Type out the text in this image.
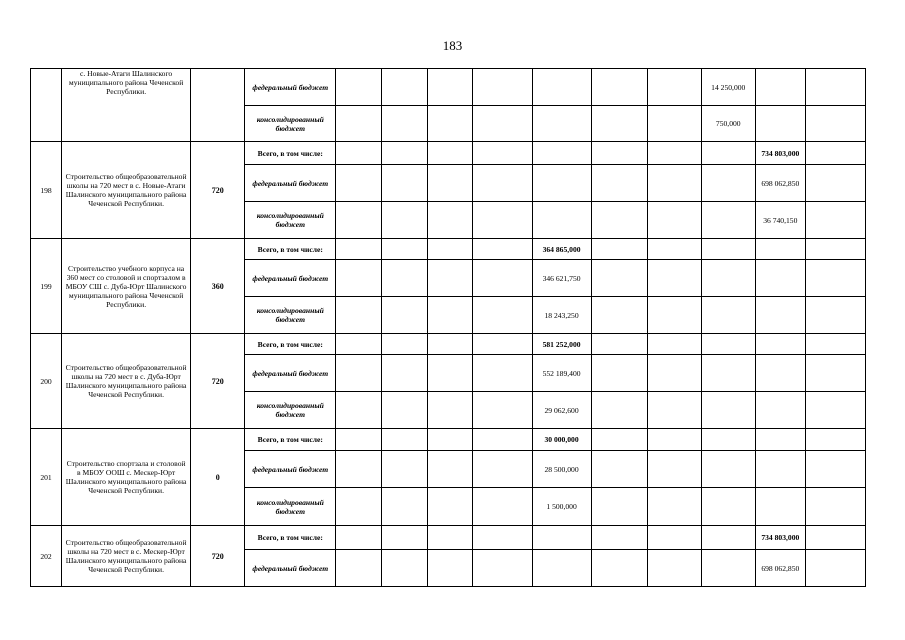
183
	с. Новые-Атаги Шалинского муниципального района Чеченской Республики.		федеральный бюджет								14 250,000		
			консолидированный бюджет								750,000		
198	Строительство общеобразовательной школы на 720 мест в с. Новые-Атаги Шалинского муниципального района Чеченской Республики.	720	Всего, в том числе:									734 803,000	
			федеральный бюджет									698 062,850	
			консолидированный бюджет									36 740,150	
199	Строительство учебного корпуса на 360 мест со столовой и спортзалом в МБОУ СШ с. Дуба-Юрт Шалинского муниципального района Чеченской Республики.	360	Всего, в том числе:					364 865,000					
			федеральный бюджет					346 621,750					
			консолидированный бюджет					18 243,250					
200	Строительство общеобразовательной школы на 720 мест в с. Дуба-Юрт Шалинского муниципального района Чеченской Республики.	720	Всего, в том числе:					581 252,000					
			федеральный бюджет					552 189,400					
			консолидированный бюджет					29 062,600					
201	Строительство спортзала и столовой в МБОУ ООШ с. Мескер-Юрт Шалинского муниципального района Чеченской Республики.	0	Всего, в том числе:					30 000,000					
			федеральный бюджет					28 500,000					
			консолидированный бюджет					1 500,000					
202	Строительство общеобразовательной школы на 720 мест в с. Мескер-Юрт Шалинского муниципального района Чеченской Республики.	720	Всего, в том числе:									734 803,000	
			федеральный бюджет									698 062,850	
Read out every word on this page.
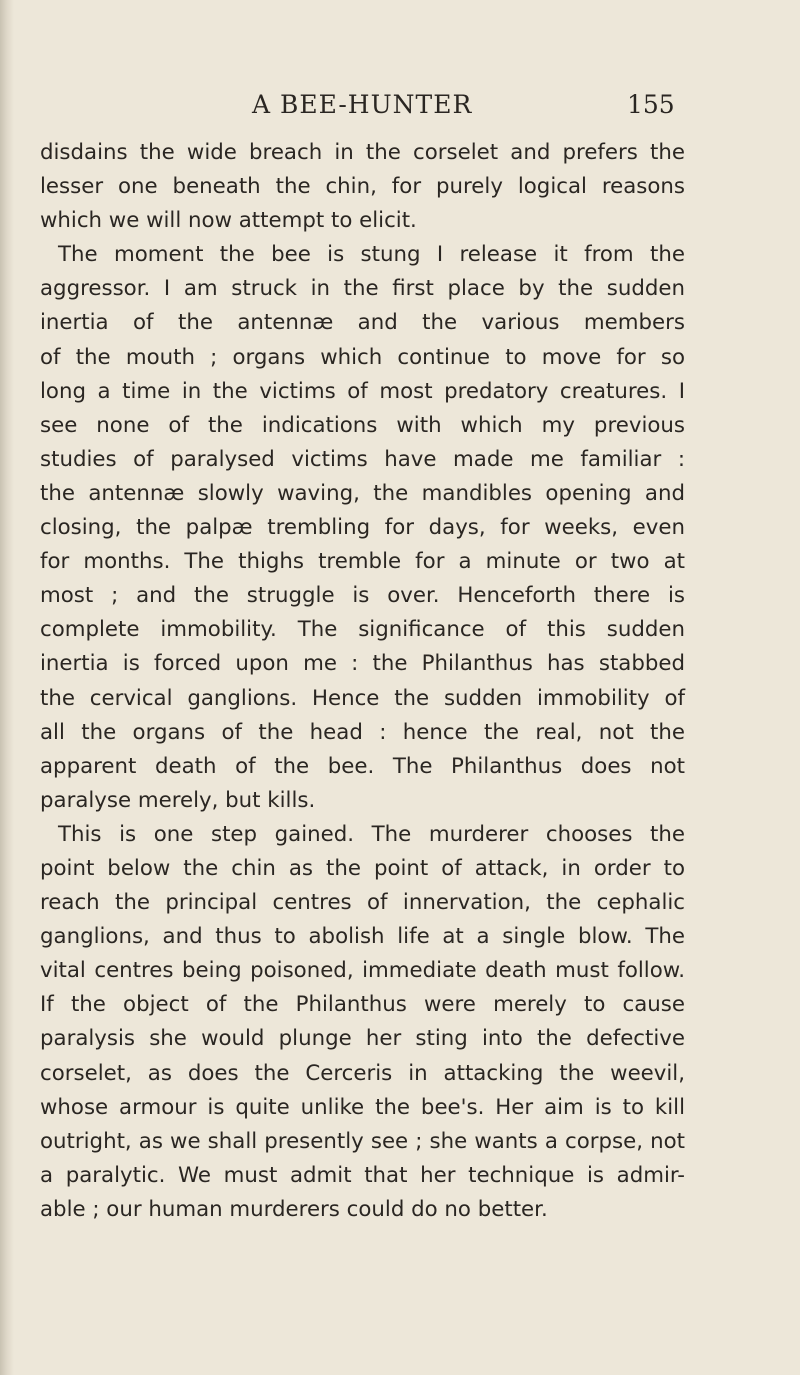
A BEE-HUNTER	155
disdains the wide breach in the corselet and prefers the
lesser one beneath the chin, for purely logical reasons
which we will now attempt to elicit.
The moment the bee is stung I release it from the
aggressor. I am struck in the first place by the sudden
inertia of the antennæ and the various members
of the mouth ; organs which continue to move for so
long a time in the victims of most predatory creatures. I
see none of the indications with which my previous
studies of paralysed victims have made me familiar :
the antennæ slowly waving, the mandibles opening and
closing, the palpæ trembling for days, for weeks, even
for months. The thighs tremble for a minute or two at
most ; and the struggle is over. Henceforth there is
complete immobility. The significance of this sudden
inertia is forced upon me : the Philanthus has stabbed
the cervical ganglions. Hence the sudden immobility of
all the organs of the head : hence the real, not the
apparent death of the bee. The Philanthus does not
paralyse merely, but kills.
This is one step gained. The murderer chooses the
point below the chin as the point of attack, in order to
reach the principal centres of innervation, the cephalic
ganglions, and thus to abolish life at a single blow. The
vital centres being poisoned, immediate death must follow.
If the object of the Philanthus were merely to cause
paralysis she would plunge her sting into the defective
corselet, as does the Cerceris in attacking the weevil,
whose armour is quite unlike the bee's. Her aim is to kill
outright, as we shall presently see ; she wants a corpse, not
a paralytic. We must admit that her technique is admir-
able ; our human murderers could do no better.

----

Copy out every line of the listing that contains the string "which".

which we will now attempt to elicit.
of the mouth ; organs which continue to move for so
see none of the indications with which my previous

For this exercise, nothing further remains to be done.